TASK TO CARRY OUT: Read the records below. Copy each line where the string "plug" occurs.

DATA:
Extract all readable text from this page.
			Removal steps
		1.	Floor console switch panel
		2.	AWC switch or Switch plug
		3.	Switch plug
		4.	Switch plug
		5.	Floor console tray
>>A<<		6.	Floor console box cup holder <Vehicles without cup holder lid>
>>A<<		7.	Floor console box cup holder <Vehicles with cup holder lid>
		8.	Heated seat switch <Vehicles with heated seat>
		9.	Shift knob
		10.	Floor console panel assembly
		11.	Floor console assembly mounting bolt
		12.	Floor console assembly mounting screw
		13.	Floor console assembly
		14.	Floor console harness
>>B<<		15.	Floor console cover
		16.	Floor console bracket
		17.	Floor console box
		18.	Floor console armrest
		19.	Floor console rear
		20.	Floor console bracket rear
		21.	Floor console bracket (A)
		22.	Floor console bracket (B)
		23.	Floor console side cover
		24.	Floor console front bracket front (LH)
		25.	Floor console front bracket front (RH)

EXERCISE OUTPUT:
		2.	AWC switch or Switch plug
		3.	Switch plug
		4.	Switch plug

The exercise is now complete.